Go through the listing and write out all of it exactly.

▸ **Data supplied**
>> begin
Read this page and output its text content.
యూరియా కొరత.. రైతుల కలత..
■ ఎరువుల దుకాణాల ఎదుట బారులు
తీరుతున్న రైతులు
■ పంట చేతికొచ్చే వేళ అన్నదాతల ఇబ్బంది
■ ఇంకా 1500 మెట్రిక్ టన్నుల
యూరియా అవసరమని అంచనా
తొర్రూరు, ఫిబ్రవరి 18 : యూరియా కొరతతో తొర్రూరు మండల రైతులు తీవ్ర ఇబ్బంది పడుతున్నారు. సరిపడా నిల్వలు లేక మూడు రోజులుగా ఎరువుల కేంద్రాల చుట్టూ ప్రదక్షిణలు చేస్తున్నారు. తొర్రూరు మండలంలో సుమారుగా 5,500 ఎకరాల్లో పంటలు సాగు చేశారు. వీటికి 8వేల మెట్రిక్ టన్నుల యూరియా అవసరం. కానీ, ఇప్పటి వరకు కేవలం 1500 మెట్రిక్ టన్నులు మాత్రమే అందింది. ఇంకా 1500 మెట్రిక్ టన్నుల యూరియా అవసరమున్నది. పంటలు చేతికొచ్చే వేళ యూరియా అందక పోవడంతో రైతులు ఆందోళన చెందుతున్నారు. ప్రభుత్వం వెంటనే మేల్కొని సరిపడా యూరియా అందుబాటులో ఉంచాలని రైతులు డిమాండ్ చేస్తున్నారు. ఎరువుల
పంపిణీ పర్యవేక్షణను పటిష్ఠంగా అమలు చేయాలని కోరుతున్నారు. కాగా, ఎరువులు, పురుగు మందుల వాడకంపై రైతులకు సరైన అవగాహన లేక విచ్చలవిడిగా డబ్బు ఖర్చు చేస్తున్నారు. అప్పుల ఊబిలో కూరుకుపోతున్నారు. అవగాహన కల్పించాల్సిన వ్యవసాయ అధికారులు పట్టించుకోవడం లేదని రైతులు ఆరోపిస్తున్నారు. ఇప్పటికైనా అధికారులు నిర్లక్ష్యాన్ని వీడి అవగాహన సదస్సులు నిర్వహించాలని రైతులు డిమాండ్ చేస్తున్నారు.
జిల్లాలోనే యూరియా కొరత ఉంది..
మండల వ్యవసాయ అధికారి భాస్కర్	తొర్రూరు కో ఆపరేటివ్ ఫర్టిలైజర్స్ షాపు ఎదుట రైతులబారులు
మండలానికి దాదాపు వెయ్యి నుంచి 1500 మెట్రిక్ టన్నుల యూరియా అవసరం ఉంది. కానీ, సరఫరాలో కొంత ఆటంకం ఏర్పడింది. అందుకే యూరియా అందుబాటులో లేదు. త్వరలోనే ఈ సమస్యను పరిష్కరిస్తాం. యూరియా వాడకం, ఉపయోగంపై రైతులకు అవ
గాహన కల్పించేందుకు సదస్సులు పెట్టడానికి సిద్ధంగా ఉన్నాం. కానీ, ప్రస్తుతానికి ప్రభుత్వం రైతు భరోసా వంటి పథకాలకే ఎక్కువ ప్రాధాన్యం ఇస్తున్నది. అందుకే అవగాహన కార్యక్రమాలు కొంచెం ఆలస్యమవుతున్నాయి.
>> end
▸ **Full response**
Read this page and output its text content.
యూరియా కొరత.. రైతుల కలత..
■ ఎరువుల దుకాణాల ఎదుట బారులు
తీరుతున్న రైతులు
■ పంట చేతికొచ్చే వేళ అన్నదాతల ఇబ్బంది
■ ఇంకా 1500 మెట్రిక్ టన్నుల
యూరియా అవసరమని అంచనా
తొర్రూరు, ఫిబ్రవరి 18 : యూరియా కొరతతో తొర్రూరు మండల రైతులు తీవ్ర ఇబ్బంది పడుతున్నారు. సరిపడా నిల్వలు లేక మూడు రోజులుగా ఎరువుల కేంద్రాల చుట్టూ ప్రదక్షిణలు చేస్తున్నారు. తొర్రూరు మండలంలో సుమారుగా 5,500 ఎకరాల్లో పంటలు సాగు చేశారు. వీటికి 8వేల మెట్రిక్ టన్నుల యూరియా అవసరం. కానీ, ఇప్పటి వరకు కేవలం 1500 మెట్రిక్ టన్నులు మాత్రమే అందింది. ఇంకా 1500 మెట్రిక్ టన్నుల యూరియా అవసరమున్నది. పంటలు చేతికొచ్చే వేళ యూరియా అందక పోవడంతో రైతులు ఆందోళన చెందుతున్నారు. ప్రభుత్వం వెంటనే మేల్కొని సరిపడా యూరియా అందుబాటులో ఉంచాలని రైతులు డిమాండ్ చేస్తున్నారు. ఎరువుల
పంపిణీ పర్యవేక్షణను పటిష్ఠంగా అమలు చేయాలని కోరుతున్నారు. కాగా, ఎరువులు, పురుగు మందుల వాడకంపై రైతులకు సరైన అవగాహన లేక విచ్చలవిడిగా డబ్బు ఖర్చు చేస్తున్నారు. అప్పుల ఊబిలో కూరుకుపోతున్నారు. అవగాహన కల్పించాల్సిన వ్యవసాయ అధికారులు పట్టించుకోవడం లేదని రైతులు ఆరోపిస్తున్నారు. ఇప్పటికైనా అధికారులు నిర్లక్ష్యాన్ని వీడి అవగాహన సదస్సులు నిర్వహించాలని రైతులు డిమాండ్ చేస్తున్నారు.
జిల్లాలోనే యూరియా కొరత ఉంది..
మండల వ్యవసాయ అధికారి భాస్కర్	తొర్రూరు కో ఆపరేటివ్ ఫర్టిలైజర్స్ షాపు ఎదుట రైతులబారులు
మండలానికి దాదాపు వెయ్యి నుంచి 1500 మెట్రిక్ టన్నుల యూరియా అవసరం ఉంది. కానీ, సరఫరాలో కొంత ఆటంకం ఏర్పడింది. అందుకే యూరియా అందుబాటులో లేదు. త్వరలోనే ఈ సమస్యను పరిష్కరిస్తాం. యూరియా వాడకం, ఉపయోగంపై రైతులకు అవ
గాహన కల్పించేందుకు సదస్సులు పెట్టడానికి సిద్ధంగా ఉన్నాం. కానీ, ప్రస్తుతానికి ప్రభుత్వం రైతు భరోసా వంటి పథకాలకే ఎక్కువ ప్రాధాన్యం ఇస్తున్నది. అందుకే అవగాహన కార్యక్రమాలు కొంచెం ఆలస్యమవుతున్నాయి.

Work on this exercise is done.